# TASK
Copy out each line that mentions the word "Significant".

--- START ---

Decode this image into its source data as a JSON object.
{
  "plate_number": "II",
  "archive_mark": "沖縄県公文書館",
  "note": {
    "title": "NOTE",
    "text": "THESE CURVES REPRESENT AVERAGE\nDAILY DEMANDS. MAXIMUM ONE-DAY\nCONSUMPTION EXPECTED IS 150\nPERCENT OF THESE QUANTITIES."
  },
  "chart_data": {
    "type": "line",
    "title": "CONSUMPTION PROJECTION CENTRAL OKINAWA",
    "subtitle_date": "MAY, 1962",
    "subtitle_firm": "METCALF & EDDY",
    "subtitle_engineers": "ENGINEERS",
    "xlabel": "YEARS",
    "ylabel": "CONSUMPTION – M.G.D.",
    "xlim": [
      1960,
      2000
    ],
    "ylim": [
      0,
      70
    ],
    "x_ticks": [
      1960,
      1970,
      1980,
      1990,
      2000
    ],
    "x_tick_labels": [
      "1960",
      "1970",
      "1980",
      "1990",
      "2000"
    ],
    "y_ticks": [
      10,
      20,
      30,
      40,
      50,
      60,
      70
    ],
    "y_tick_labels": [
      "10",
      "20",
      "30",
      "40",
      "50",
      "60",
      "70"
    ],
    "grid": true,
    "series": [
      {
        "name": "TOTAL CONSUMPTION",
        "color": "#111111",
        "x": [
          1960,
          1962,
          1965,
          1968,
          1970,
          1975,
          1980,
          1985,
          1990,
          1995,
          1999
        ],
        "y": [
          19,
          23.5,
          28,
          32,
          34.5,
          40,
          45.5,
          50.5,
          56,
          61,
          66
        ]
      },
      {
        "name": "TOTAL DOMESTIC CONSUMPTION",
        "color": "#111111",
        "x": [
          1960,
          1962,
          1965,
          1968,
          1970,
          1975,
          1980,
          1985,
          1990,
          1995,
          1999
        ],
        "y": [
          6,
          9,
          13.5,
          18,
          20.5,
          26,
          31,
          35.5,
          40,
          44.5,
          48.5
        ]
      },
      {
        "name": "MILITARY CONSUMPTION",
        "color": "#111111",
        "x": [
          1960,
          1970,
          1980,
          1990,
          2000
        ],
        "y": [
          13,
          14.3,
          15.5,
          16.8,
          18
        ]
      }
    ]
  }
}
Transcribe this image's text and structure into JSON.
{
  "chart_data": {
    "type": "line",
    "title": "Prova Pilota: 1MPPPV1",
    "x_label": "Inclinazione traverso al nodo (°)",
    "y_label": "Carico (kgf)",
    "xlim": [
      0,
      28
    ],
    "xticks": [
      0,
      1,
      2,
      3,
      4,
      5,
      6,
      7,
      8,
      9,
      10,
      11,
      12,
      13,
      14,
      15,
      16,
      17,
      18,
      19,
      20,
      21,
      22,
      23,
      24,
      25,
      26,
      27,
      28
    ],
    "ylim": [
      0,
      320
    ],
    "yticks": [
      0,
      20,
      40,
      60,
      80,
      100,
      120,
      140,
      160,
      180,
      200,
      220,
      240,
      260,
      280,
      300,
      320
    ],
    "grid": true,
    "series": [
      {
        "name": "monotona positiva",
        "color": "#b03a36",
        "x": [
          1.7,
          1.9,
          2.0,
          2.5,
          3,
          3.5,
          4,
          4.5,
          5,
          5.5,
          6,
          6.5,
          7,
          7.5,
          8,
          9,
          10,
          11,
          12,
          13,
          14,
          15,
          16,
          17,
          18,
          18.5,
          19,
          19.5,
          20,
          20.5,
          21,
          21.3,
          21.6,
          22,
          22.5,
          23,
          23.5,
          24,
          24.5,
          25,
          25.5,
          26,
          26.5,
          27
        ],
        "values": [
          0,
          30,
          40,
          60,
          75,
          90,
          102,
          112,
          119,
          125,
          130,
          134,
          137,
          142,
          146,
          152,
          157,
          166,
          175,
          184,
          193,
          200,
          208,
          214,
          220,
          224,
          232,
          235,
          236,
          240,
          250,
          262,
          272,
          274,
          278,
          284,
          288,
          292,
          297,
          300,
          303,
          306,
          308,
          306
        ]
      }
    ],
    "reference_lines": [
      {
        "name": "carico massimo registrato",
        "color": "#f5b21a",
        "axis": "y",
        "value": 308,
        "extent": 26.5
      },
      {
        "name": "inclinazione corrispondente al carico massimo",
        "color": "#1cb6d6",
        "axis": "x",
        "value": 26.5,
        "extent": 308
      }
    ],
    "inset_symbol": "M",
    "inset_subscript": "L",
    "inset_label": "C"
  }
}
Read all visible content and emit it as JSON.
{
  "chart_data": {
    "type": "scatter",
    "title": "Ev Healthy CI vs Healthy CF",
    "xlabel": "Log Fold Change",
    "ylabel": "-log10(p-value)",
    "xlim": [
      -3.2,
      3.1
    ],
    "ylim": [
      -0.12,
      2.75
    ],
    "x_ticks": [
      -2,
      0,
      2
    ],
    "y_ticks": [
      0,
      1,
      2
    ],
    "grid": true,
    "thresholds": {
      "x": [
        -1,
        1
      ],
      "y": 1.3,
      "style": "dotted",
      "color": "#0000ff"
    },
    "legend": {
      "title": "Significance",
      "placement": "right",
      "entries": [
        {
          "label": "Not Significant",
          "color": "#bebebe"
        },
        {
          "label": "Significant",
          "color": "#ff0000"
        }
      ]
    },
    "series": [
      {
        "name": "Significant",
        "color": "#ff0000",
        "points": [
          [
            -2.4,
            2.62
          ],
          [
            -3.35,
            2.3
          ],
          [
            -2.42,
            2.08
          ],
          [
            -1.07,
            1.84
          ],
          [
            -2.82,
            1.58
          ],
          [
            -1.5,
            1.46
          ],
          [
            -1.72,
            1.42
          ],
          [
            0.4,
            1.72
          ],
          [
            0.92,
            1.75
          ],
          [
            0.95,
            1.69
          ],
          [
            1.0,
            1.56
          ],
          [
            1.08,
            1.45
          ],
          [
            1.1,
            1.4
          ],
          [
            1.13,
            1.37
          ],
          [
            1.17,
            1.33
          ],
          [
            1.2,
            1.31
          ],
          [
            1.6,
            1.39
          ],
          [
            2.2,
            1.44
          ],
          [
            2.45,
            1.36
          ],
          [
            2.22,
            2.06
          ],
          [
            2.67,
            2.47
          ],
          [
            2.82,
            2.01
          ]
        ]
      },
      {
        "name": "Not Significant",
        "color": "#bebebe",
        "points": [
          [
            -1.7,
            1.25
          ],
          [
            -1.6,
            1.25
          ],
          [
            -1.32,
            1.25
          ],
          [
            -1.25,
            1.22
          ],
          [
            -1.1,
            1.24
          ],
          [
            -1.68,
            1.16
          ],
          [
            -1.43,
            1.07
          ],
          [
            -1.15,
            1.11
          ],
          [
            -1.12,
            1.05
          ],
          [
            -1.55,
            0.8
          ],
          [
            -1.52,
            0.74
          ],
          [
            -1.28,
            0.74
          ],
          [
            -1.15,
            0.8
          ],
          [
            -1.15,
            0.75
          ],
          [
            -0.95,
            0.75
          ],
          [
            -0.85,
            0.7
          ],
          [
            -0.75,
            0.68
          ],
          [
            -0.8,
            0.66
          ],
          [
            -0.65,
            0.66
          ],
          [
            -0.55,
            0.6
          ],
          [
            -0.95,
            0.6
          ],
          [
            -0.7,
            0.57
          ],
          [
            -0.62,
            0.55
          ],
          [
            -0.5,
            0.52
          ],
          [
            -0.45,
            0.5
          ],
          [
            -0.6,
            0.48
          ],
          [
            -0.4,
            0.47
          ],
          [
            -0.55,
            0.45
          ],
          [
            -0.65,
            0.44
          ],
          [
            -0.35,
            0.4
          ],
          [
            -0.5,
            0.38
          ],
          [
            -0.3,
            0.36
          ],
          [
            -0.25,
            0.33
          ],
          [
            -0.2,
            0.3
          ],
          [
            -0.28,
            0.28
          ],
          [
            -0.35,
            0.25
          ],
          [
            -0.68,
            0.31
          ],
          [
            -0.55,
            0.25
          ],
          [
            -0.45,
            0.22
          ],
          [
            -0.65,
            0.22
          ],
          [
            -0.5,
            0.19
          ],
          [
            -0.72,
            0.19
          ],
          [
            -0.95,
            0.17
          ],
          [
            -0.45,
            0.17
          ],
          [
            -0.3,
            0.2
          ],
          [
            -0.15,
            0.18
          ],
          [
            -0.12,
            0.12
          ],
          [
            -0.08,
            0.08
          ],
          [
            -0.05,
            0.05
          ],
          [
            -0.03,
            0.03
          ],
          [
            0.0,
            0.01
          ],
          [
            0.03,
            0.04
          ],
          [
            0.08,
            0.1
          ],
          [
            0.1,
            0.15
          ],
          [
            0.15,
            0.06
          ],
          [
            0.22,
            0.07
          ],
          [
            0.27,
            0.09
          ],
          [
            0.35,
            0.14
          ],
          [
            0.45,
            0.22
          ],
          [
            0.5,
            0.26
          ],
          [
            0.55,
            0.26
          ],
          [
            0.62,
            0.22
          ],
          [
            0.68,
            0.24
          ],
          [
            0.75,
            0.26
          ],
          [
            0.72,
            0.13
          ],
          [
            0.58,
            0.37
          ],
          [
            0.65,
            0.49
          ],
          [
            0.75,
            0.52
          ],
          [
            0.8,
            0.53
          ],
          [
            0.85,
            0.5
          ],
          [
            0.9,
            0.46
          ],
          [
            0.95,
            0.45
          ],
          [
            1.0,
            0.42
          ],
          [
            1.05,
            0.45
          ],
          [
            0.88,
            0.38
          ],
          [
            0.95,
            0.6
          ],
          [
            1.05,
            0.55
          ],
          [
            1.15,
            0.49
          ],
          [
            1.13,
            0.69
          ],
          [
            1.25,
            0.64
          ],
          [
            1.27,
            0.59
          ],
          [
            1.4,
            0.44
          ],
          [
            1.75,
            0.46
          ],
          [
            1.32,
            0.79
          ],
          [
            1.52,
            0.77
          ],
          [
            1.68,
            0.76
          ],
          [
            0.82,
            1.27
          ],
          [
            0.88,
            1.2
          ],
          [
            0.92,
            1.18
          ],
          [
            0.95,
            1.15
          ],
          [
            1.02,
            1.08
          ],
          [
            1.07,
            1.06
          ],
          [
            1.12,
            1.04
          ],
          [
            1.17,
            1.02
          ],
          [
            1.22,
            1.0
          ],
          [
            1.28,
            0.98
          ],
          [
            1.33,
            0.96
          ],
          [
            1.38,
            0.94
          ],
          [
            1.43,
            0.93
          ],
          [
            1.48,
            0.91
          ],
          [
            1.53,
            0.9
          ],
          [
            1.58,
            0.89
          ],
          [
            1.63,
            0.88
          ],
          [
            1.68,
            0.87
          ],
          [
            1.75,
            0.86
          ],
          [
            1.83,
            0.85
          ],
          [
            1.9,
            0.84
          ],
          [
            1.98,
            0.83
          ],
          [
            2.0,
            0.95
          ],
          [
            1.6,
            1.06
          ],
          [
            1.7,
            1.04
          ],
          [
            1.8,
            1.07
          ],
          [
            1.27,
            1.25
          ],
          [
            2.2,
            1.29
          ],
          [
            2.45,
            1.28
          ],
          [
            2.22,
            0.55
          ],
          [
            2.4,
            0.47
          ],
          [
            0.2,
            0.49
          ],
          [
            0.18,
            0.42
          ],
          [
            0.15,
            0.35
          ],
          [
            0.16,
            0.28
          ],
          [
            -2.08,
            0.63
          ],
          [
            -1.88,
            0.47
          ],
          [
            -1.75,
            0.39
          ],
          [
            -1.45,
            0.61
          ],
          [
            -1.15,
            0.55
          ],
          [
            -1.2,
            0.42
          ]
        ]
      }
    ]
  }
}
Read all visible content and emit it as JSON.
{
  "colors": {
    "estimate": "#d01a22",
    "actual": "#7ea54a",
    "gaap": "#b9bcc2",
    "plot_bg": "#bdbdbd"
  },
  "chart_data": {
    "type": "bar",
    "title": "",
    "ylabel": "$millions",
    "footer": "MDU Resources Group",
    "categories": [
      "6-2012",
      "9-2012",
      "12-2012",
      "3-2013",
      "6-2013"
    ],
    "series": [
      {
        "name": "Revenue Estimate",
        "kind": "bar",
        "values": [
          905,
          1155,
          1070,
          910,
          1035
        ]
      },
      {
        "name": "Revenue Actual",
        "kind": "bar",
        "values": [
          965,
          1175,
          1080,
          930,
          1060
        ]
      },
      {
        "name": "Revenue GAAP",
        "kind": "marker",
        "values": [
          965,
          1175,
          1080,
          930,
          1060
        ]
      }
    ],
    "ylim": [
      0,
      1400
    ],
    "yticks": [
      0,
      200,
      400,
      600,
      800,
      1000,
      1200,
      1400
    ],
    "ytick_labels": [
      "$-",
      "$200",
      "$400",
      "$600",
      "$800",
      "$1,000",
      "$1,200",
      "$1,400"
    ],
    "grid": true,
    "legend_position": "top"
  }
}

--- END ---

# TASK OUTPUT
          "label": "Not Significant",
          "label": "Significant",
        "name": "Significant",
        "name": "Not Significant",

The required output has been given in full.